» **Data rows**
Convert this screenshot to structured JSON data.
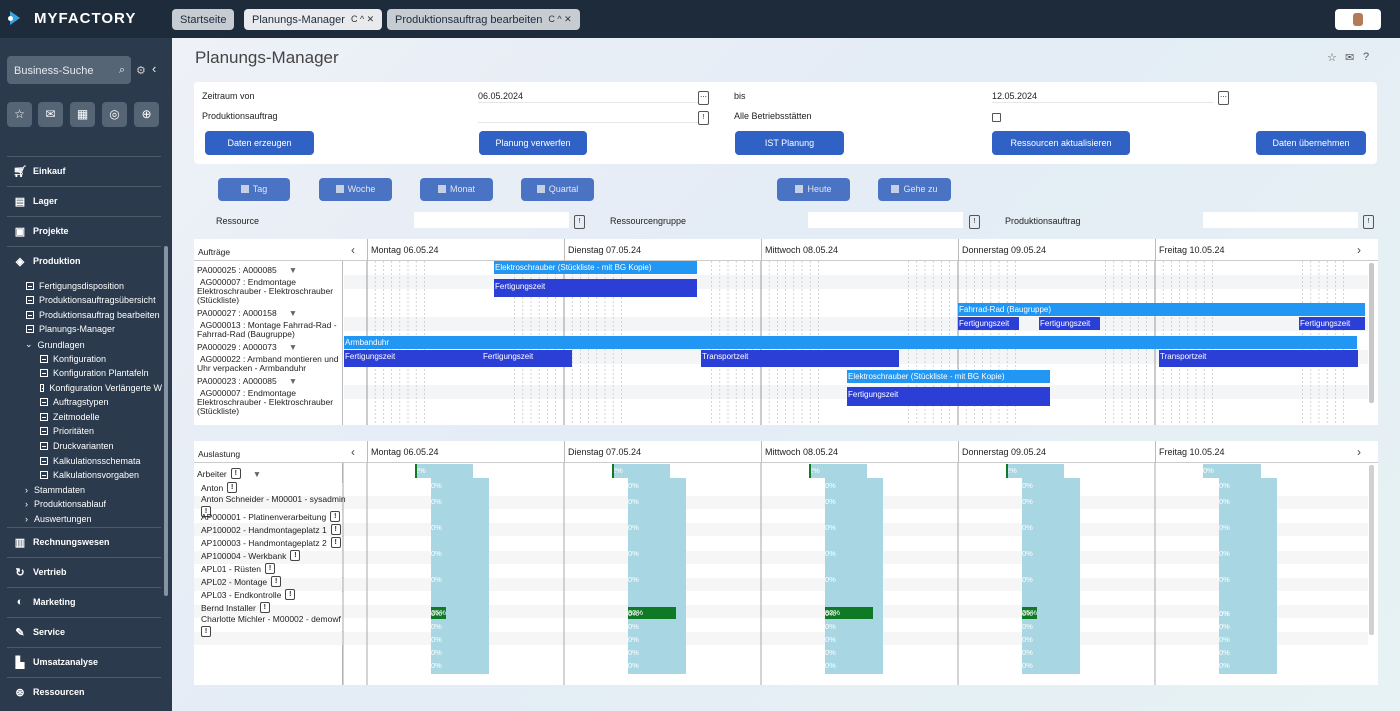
{
  "app": {
    "name": "MYFACTORY"
  },
  "tabs": [
    {
      "label": "Startseite"
    },
    {
      "label": "Planungs-Manager",
      "controls": "C ^ ✕"
    },
    {
      "label": "Produktionsauftrag bearbeiten",
      "controls": "C ^ ✕"
    }
  ],
  "sidebar": {
    "search_placeholder": "Business-Suche",
    "sections": [
      "Einkauf",
      "Lager",
      "Projekte",
      "Produktion",
      "Rechnungswesen",
      "Vertrieb",
      "Marketing",
      "Service",
      "Umsatzanalyse",
      "Ressourcen"
    ],
    "produktion_items": [
      "Fertigungsdisposition",
      "Produktionsauftragsübersicht",
      "Produktionsauftrag bearbeiten",
      "Planungs-Manager"
    ],
    "grundlagen_label": "Grundlagen",
    "grundlagen_items": [
      "Konfiguration",
      "Konfiguration Plantafeln",
      "Konfiguration Verlängerte W",
      "Auftragstypen",
      "Zeitmodelle",
      "Prioritäten",
      "Druckvarianten",
      "Kalkulationsschemata",
      "Kalkulationsvorgaben"
    ],
    "collapsed_items": [
      "Stammdaten",
      "Produktionsablauf",
      "Auswertungen"
    ]
  },
  "page": {
    "title": "Planungs-Manager"
  },
  "filter": {
    "zeitraum_von_label": "Zeitraum von",
    "zeitraum_von_value": "06.05.2024",
    "bis_label": "bis",
    "bis_value": "12.05.2024",
    "produktionsauftrag_label": "Produktionsauftrag",
    "alle_betriebsstaetten_label": "Alle Betriebsstätten",
    "buttons": [
      "Daten erzeugen",
      "Planung verwerfen",
      "IST Planung",
      "Ressourcen aktualisieren",
      "Daten übernehmen"
    ]
  },
  "view_buttons": [
    "Tag",
    "Woche",
    "Monat",
    "Quartal",
    "Heute",
    "Gehe zu"
  ],
  "row_filter": {
    "ressource": "Ressource",
    "ressourcengruppe": "Ressourcengruppe",
    "produktionsauftrag": "Produktionsauftrag"
  },
  "days": [
    "Montag 06.05.24",
    "Dienstag 07.05.24",
    "Mittwoch 08.05.24",
    "Donnerstag 09.05.24",
    "Freitag 10.05.24"
  ],
  "gantt": {
    "header": "Aufträge",
    "orders": [
      {
        "pa": "PA000025 : A000085",
        "ag": [
          "AG000007 : Endmontage",
          "Elektroschrauber - Elektroschrauber",
          "(Stückliste)"
        ]
      },
      {
        "pa": "PA000027 : A000158",
        "ag": [
          "AG000013 : Montage Fahrrad-Rad -",
          "Fahrrad-Rad (Baugruppe)"
        ]
      },
      {
        "pa": "PA000029 : A000073",
        "ag": [
          "AG000022 : Armband montieren und",
          "Uhr verpacken - Armbanduhr"
        ]
      },
      {
        "pa": "PA000023 : A000085",
        "ag": [
          "AG000007 : Endmontage",
          "Elektroschrauber - Elektroschrauber",
          "(Stückliste)"
        ]
      }
    ],
    "bar_labels": {
      "elektro1": "Elektroschrauber (Stückliste - mit BG Kopie)",
      "fert": "Fertigungszeit",
      "fahrrad": "Fahrrad-Rad (Baugruppe)",
      "armband": "Armbanduhr",
      "transport": "Transportzeit",
      "elektro2": "Elektroschrauber (Stückliste - mit BG Kopie)"
    }
  },
  "util": {
    "header": "Auslastung",
    "group": "Arbeiter",
    "rows": [
      "Anton",
      "Anton Schneider - M00001 - sysadmin",
      "AP000001 - Platinenverarbeitung",
      "AP100002 - Handmontageplatz 1",
      "AP100003 - Handmontageplatz 2",
      "AP100004 - Werkbank",
      "APL01 - Rüsten",
      "APL02 - Montage",
      "APL03 - Endkontrolle",
      "Bernd Installer",
      "Charlotte Michler - M00002 - demowf"
    ],
    "top_pct": [
      "2%",
      "2%",
      "2%",
      "2%",
      "0%"
    ],
    "zero": "0%",
    "werkbank_pct": [
      "25%",
      "82%",
      "82%",
      "25%",
      "0%"
    ],
    "werkbank_frac": [
      0.25,
      0.82,
      0.82,
      0.25,
      0
    ]
  }
}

» **Your task**
Print all the records again exactly; do not include any picture.

» **Written answer**
Convert this screenshot to structured JSON data.
{
  "app": {
    "name": "MYFACTORY"
  },
  "tabs": [
    {
      "label": "Startseite"
    },
    {
      "label": "Planungs-Manager",
      "controls": "C ^ ✕"
    },
    {
      "label": "Produktionsauftrag bearbeiten",
      "controls": "C ^ ✕"
    }
  ],
  "sidebar": {
    "search_placeholder": "Business-Suche",
    "sections": [
      "Einkauf",
      "Lager",
      "Projekte",
      "Produktion",
      "Rechnungswesen",
      "Vertrieb",
      "Marketing",
      "Service",
      "Umsatzanalyse",
      "Ressourcen"
    ],
    "produktion_items": [
      "Fertigungsdisposition",
      "Produktionsauftragsübersicht",
      "Produktionsauftrag bearbeiten",
      "Planungs-Manager"
    ],
    "grundlagen_label": "Grundlagen",
    "grundlagen_items": [
      "Konfiguration",
      "Konfiguration Plantafeln",
      "Konfiguration Verlängerte W",
      "Auftragstypen",
      "Zeitmodelle",
      "Prioritäten",
      "Druckvarianten",
      "Kalkulationsschemata",
      "Kalkulationsvorgaben"
    ],
    "collapsed_items": [
      "Stammdaten",
      "Produktionsablauf",
      "Auswertungen"
    ]
  },
  "page": {
    "title": "Planungs-Manager"
  },
  "filter": {
    "zeitraum_von_label": "Zeitraum von",
    "zeitraum_von_value": "06.05.2024",
    "bis_label": "bis",
    "bis_value": "12.05.2024",
    "produktionsauftrag_label": "Produktionsauftrag",
    "alle_betriebsstaetten_label": "Alle Betriebsstätten",
    "buttons": [
      "Daten erzeugen",
      "Planung verwerfen",
      "IST Planung",
      "Ressourcen aktualisieren",
      "Daten übernehmen"
    ]
  },
  "view_buttons": [
    "Tag",
    "Woche",
    "Monat",
    "Quartal",
    "Heute",
    "Gehe zu"
  ],
  "row_filter": {
    "ressource": "Ressource",
    "ressourcengruppe": "Ressourcengruppe",
    "produktionsauftrag": "Produktionsauftrag"
  },
  "days": [
    "Montag 06.05.24",
    "Dienstag 07.05.24",
    "Mittwoch 08.05.24",
    "Donnerstag 09.05.24",
    "Freitag 10.05.24"
  ],
  "gantt": {
    "header": "Aufträge",
    "orders": [
      {
        "pa": "PA000025 : A000085",
        "ag": [
          "AG000007 : Endmontage",
          "Elektroschrauber - Elektroschrauber",
          "(Stückliste)"
        ]
      },
      {
        "pa": "PA000027 : A000158",
        "ag": [
          "AG000013 : Montage Fahrrad-Rad -",
          "Fahrrad-Rad (Baugruppe)"
        ]
      },
      {
        "pa": "PA000029 : A000073",
        "ag": [
          "AG000022 : Armband montieren und",
          "Uhr verpacken - Armbanduhr"
        ]
      },
      {
        "pa": "PA000023 : A000085",
        "ag": [
          "AG000007 : Endmontage",
          "Elektroschrauber - Elektroschrauber",
          "(Stückliste)"
        ]
      }
    ],
    "bar_labels": {
      "elektro1": "Elektroschrauber (Stückliste - mit BG Kopie)",
      "fert": "Fertigungszeit",
      "fahrrad": "Fahrrad-Rad (Baugruppe)",
      "armband": "Armbanduhr",
      "transport": "Transportzeit",
      "elektro2": "Elektroschrauber (Stückliste - mit BG Kopie)"
    }
  },
  "util": {
    "header": "Auslastung",
    "group": "Arbeiter",
    "rows": [
      "Anton",
      "Anton Schneider - M00001 - sysadmin",
      "AP000001 - Platinenverarbeitung",
      "AP100002 - Handmontageplatz 1",
      "AP100003 - Handmontageplatz 2",
      "AP100004 - Werkbank",
      "APL01 - Rüsten",
      "APL02 - Montage",
      "APL03 - Endkontrolle",
      "Bernd Installer",
      "Charlotte Michler - M00002 - demowf"
    ],
    "top_pct": [
      "2%",
      "2%",
      "2%",
      "2%",
      "0%"
    ],
    "zero": "0%",
    "werkbank_pct": [
      "25%",
      "82%",
      "82%",
      "25%",
      "0%"
    ],
    "werkbank_frac": [
      0.25,
      0.82,
      0.82,
      0.25,
      0
    ]
  }
}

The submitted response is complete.